* [Supplied information]
[start]

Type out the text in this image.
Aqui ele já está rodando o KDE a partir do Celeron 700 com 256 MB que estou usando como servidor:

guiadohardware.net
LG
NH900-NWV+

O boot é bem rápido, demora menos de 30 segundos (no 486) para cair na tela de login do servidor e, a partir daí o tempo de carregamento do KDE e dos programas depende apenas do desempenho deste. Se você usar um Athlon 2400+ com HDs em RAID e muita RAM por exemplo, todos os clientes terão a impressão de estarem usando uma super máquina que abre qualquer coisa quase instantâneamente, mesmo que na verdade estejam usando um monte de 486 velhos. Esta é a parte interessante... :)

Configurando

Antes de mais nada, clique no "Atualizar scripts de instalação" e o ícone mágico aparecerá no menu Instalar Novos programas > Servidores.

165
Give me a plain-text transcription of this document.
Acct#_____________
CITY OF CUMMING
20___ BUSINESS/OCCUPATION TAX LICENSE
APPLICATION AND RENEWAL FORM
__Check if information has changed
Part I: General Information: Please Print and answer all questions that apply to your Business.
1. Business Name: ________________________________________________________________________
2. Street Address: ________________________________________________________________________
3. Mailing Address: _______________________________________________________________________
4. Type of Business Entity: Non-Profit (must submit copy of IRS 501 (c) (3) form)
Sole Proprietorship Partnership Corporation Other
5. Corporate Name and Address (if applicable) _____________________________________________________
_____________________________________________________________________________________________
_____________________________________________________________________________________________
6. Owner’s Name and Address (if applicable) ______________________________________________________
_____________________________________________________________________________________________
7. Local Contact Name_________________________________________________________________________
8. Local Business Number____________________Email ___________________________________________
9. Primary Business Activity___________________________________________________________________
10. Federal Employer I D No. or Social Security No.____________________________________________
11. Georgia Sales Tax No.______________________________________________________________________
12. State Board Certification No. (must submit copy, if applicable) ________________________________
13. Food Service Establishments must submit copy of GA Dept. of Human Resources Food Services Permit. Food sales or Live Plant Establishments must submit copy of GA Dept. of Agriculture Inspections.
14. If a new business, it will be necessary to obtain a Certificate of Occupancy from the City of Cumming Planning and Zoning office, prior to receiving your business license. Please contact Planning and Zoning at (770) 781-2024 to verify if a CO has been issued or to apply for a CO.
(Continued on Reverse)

[end]

* [Set exercise] Go through the records above and retype each one exactly.

* [Answer for the task]
Type out the text in this image.
Aqui ele já está rodando o KDE a partir do Celeron 700 com 256 MB que estou usando como servidor:

guiadohardware.net
LG
NH900-NWV+

O boot é bem rápido, demora menos de 30 segundos (no 486) para cair na tela de login do servidor e, a partir daí o tempo de carregamento do KDE e dos programas depende apenas do desempenho deste. Se você usar um Athlon 2400+ com HDs em RAID e muita RAM por exemplo, todos os clientes terão a impressão de estarem usando uma super máquina que abre qualquer coisa quase instantâneamente, mesmo que na verdade estejam usando um monte de 486 velhos. Esta é a parte interessante... :)

Configurando

Antes de mais nada, clique no "Atualizar scripts de instalação" e o ícone mágico aparecerá no menu Instalar Novos programas > Servidores.

165
Give me a plain-text transcription of this document.
Acct#_____________
CITY OF CUMMING
20___ BUSINESS/OCCUPATION TAX LICENSE
APPLICATION AND RENEWAL FORM
__Check if information has changed
Part I: General Information: Please Print and answer all questions that apply to your Business.
1. Business Name: ________________________________________________________________________
2. Street Address: ________________________________________________________________________
3. Mailing Address: _______________________________________________________________________
4. Type of Business Entity: Non-Profit (must submit copy of IRS 501 (c) (3) form)
Sole Proprietorship Partnership Corporation Other
5. Corporate Name and Address (if applicable) _____________________________________________________
_____________________________________________________________________________________________
_____________________________________________________________________________________________
6. Owner’s Name and Address (if applicable) ______________________________________________________
_____________________________________________________________________________________________
7. Local Contact Name_________________________________________________________________________
8. Local Business Number____________________Email ___________________________________________
9. Primary Business Activity___________________________________________________________________
10. Federal Employer I D No. or Social Security No.____________________________________________
11. Georgia Sales Tax No.______________________________________________________________________
12. State Board Certification No. (must submit copy, if applicable) ________________________________
13. Food Service Establishments must submit copy of GA Dept. of Human Resources Food Services Permit. Food sales or Live Plant Establishments must submit copy of GA Dept. of Agriculture Inspections.
14. If a new business, it will be necessary to obtain a Certificate of Occupancy from the City of Cumming Planning and Zoning office, prior to receiving your business license. Please contact Planning and Zoning at (770) 781-2024 to verify if a CO has been issued or to apply for a CO.
(Continued on Reverse)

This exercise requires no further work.